* _WORK TO DO_: Produce a verbatim copy of the entries listed below.
--- BEGIN MATERIAL PROVIDED ---
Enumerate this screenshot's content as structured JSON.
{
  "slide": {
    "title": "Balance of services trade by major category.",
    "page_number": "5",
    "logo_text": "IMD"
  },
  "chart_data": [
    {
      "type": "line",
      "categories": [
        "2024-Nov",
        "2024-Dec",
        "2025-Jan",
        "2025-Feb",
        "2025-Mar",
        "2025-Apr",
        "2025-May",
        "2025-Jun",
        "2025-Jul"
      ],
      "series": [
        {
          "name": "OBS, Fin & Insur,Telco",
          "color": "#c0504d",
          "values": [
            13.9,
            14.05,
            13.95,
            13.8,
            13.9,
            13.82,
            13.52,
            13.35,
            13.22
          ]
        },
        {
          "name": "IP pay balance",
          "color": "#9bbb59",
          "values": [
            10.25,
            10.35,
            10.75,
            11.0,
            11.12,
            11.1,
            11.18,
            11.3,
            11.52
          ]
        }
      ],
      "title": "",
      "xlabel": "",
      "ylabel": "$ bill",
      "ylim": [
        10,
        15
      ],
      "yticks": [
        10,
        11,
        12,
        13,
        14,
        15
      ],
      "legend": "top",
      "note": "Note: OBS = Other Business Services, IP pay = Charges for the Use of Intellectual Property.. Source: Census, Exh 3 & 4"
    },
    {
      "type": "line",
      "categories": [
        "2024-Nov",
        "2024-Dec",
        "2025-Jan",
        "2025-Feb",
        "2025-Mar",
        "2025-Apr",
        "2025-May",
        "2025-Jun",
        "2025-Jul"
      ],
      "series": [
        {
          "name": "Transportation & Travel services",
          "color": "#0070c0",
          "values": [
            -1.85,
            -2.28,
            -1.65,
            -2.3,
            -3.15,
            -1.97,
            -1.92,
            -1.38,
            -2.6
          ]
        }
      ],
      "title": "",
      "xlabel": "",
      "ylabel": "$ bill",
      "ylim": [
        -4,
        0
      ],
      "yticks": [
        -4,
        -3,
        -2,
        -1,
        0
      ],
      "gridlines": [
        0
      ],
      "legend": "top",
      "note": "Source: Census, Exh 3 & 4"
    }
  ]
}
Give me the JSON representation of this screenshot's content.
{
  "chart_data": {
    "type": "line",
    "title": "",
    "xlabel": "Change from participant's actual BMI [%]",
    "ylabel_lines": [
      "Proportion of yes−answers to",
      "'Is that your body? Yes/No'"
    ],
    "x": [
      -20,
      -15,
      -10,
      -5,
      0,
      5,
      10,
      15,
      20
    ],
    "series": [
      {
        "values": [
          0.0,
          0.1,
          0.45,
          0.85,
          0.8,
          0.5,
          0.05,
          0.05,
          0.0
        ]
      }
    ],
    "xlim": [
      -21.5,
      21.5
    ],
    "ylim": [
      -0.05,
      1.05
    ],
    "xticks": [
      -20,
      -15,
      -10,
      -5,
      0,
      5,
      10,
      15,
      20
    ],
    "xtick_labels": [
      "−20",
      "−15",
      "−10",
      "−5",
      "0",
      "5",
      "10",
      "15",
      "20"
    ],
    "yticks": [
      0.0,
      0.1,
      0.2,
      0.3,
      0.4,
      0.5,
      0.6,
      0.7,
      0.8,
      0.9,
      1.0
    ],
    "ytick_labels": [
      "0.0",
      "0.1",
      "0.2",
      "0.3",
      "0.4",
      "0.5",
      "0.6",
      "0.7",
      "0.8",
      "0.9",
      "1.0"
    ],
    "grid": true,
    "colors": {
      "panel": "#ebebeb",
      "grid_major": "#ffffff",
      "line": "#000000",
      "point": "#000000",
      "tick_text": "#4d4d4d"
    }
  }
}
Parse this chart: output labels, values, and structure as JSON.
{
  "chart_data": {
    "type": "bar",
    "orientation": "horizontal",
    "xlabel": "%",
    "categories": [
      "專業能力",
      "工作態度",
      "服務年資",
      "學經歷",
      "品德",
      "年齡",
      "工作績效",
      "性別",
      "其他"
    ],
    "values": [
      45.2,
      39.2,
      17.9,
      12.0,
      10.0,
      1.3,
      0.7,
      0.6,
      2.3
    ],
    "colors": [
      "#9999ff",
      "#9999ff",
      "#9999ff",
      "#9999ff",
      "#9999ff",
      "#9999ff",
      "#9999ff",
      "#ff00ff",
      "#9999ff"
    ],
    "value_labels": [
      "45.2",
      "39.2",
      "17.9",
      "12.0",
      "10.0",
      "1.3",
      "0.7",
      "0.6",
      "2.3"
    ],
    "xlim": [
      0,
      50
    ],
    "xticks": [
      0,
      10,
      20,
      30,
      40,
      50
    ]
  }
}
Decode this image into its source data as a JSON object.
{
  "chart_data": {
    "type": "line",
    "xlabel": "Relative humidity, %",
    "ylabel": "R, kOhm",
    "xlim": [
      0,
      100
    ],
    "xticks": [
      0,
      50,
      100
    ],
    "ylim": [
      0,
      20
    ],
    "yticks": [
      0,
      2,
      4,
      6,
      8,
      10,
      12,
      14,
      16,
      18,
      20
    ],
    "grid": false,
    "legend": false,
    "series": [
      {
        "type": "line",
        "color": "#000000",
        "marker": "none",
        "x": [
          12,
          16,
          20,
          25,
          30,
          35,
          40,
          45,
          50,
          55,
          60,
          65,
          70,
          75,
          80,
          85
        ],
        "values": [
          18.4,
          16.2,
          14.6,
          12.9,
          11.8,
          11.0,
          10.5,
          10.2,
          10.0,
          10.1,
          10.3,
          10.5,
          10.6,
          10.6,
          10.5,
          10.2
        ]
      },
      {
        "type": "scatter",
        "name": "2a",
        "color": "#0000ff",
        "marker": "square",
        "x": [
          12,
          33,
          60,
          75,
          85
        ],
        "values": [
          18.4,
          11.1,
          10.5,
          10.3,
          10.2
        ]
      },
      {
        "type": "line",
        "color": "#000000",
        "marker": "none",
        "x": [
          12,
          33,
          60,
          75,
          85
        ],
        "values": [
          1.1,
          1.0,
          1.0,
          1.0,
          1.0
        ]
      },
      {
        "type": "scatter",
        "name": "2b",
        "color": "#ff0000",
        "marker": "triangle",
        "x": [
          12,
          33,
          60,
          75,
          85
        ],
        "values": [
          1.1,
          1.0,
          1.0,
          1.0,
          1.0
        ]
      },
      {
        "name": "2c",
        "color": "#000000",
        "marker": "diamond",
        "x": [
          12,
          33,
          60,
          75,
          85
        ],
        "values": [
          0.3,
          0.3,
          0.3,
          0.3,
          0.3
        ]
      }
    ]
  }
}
--- END MATERIAL PROVIDED ---
* _RESPONSE FOR THIS EXERCISE_:
Enumerate this screenshot's content as structured JSON.
{
  "slide": {
    "title": "Balance of services trade by major category.",
    "page_number": "5",
    "logo_text": "IMD"
  },
  "chart_data": [
    {
      "type": "line",
      "categories": [
        "2024-Nov",
        "2024-Dec",
        "2025-Jan",
        "2025-Feb",
        "2025-Mar",
        "2025-Apr",
        "2025-May",
        "2025-Jun",
        "2025-Jul"
      ],
      "series": [
        {
          "name": "OBS, Fin & Insur,Telco",
          "color": "#c0504d",
          "values": [
            13.9,
            14.05,
            13.95,
            13.8,
            13.9,
            13.82,
            13.52,
            13.35,
            13.22
          ]
        },
        {
          "name": "IP pay balance",
          "color": "#9bbb59",
          "values": [
            10.25,
            10.35,
            10.75,
            11.0,
            11.12,
            11.1,
            11.18,
            11.3,
            11.52
          ]
        }
      ],
      "title": "",
      "xlabel": "",
      "ylabel": "$ bill",
      "ylim": [
        10,
        15
      ],
      "yticks": [
        10,
        11,
        12,
        13,
        14,
        15
      ],
      "legend": "top",
      "note": "Note: OBS = Other Business Services, IP pay = Charges for the Use of Intellectual Property.. Source: Census, Exh 3 & 4"
    },
    {
      "type": "line",
      "categories": [
        "2024-Nov",
        "2024-Dec",
        "2025-Jan",
        "2025-Feb",
        "2025-Mar",
        "2025-Apr",
        "2025-May",
        "2025-Jun",
        "2025-Jul"
      ],
      "series": [
        {
          "name": "Transportation & Travel services",
          "color": "#0070c0",
          "values": [
            -1.85,
            -2.28,
            -1.65,
            -2.3,
            -3.15,
            -1.97,
            -1.92,
            -1.38,
            -2.6
          ]
        }
      ],
      "title": "",
      "xlabel": "",
      "ylabel": "$ bill",
      "ylim": [
        -4,
        0
      ],
      "yticks": [
        -4,
        -3,
        -2,
        -1,
        0
      ],
      "gridlines": [
        0
      ],
      "legend": "top",
      "note": "Source: Census, Exh 3 & 4"
    }
  ]
}
Give me the JSON representation of this screenshot's content.
{
  "chart_data": {
    "type": "line",
    "title": "",
    "xlabel": "Change from participant's actual BMI [%]",
    "ylabel_lines": [
      "Proportion of yes−answers to",
      "'Is that your body? Yes/No'"
    ],
    "x": [
      -20,
      -15,
      -10,
      -5,
      0,
      5,
      10,
      15,
      20
    ],
    "series": [
      {
        "values": [
          0.0,
          0.1,
          0.45,
          0.85,
          0.8,
          0.5,
          0.05,
          0.05,
          0.0
        ]
      }
    ],
    "xlim": [
      -21.5,
      21.5
    ],
    "ylim": [
      -0.05,
      1.05
    ],
    "xticks": [
      -20,
      -15,
      -10,
      -5,
      0,
      5,
      10,
      15,
      20
    ],
    "xtick_labels": [
      "−20",
      "−15",
      "−10",
      "−5",
      "0",
      "5",
      "10",
      "15",
      "20"
    ],
    "yticks": [
      0.0,
      0.1,
      0.2,
      0.3,
      0.4,
      0.5,
      0.6,
      0.7,
      0.8,
      0.9,
      1.0
    ],
    "ytick_labels": [
      "0.0",
      "0.1",
      "0.2",
      "0.3",
      "0.4",
      "0.5",
      "0.6",
      "0.7",
      "0.8",
      "0.9",
      "1.0"
    ],
    "grid": true,
    "colors": {
      "panel": "#ebebeb",
      "grid_major": "#ffffff",
      "line": "#000000",
      "point": "#000000",
      "tick_text": "#4d4d4d"
    }
  }
}
Parse this chart: output labels, values, and structure as JSON.
{
  "chart_data": {
    "type": "bar",
    "orientation": "horizontal",
    "xlabel": "%",
    "categories": [
      "專業能力",
      "工作態度",
      "服務年資",
      "學經歷",
      "品德",
      "年齡",
      "工作績效",
      "性別",
      "其他"
    ],
    "values": [
      45.2,
      39.2,
      17.9,
      12.0,
      10.0,
      1.3,
      0.7,
      0.6,
      2.3
    ],
    "colors": [
      "#9999ff",
      "#9999ff",
      "#9999ff",
      "#9999ff",
      "#9999ff",
      "#9999ff",
      "#9999ff",
      "#ff00ff",
      "#9999ff"
    ],
    "value_labels": [
      "45.2",
      "39.2",
      "17.9",
      "12.0",
      "10.0",
      "1.3",
      "0.7",
      "0.6",
      "2.3"
    ],
    "xlim": [
      0,
      50
    ],
    "xticks": [
      0,
      10,
      20,
      30,
      40,
      50
    ]
  }
}
Decode this image into its source data as a JSON object.
{
  "chart_data": {
    "type": "line",
    "xlabel": "Relative humidity, %",
    "ylabel": "R, kOhm",
    "xlim": [
      0,
      100
    ],
    "xticks": [
      0,
      50,
      100
    ],
    "ylim": [
      0,
      20
    ],
    "yticks": [
      0,
      2,
      4,
      6,
      8,
      10,
      12,
      14,
      16,
      18,
      20
    ],
    "grid": false,
    "legend": false,
    "series": [
      {
        "type": "line",
        "color": "#000000",
        "marker": "none",
        "x": [
          12,
          16,
          20,
          25,
          30,
          35,
          40,
          45,
          50,
          55,
          60,
          65,
          70,
          75,
          80,
          85
        ],
        "values": [
          18.4,
          16.2,
          14.6,
          12.9,
          11.8,
          11.0,
          10.5,
          10.2,
          10.0,
          10.1,
          10.3,
          10.5,
          10.6,
          10.6,
          10.5,
          10.2
        ]
      },
      {
        "type": "scatter",
        "name": "2a",
        "color": "#0000ff",
        "marker": "square",
        "x": [
          12,
          33,
          60,
          75,
          85
        ],
        "values": [
          18.4,
          11.1,
          10.5,
          10.3,
          10.2
        ]
      },
      {
        "type": "line",
        "color": "#000000",
        "marker": "none",
        "x": [
          12,
          33,
          60,
          75,
          85
        ],
        "values": [
          1.1,
          1.0,
          1.0,
          1.0,
          1.0
        ]
      },
      {
        "type": "scatter",
        "name": "2b",
        "color": "#ff0000",
        "marker": "triangle",
        "x": [
          12,
          33,
          60,
          75,
          85
        ],
        "values": [
          1.1,
          1.0,
          1.0,
          1.0,
          1.0
        ]
      },
      {
        "name": "2c",
        "color": "#000000",
        "marker": "diamond",
        "x": [
          12,
          33,
          60,
          75,
          85
        ],
        "values": [
          0.3,
          0.3,
          0.3,
          0.3,
          0.3
        ]
      }
    ]
  }
}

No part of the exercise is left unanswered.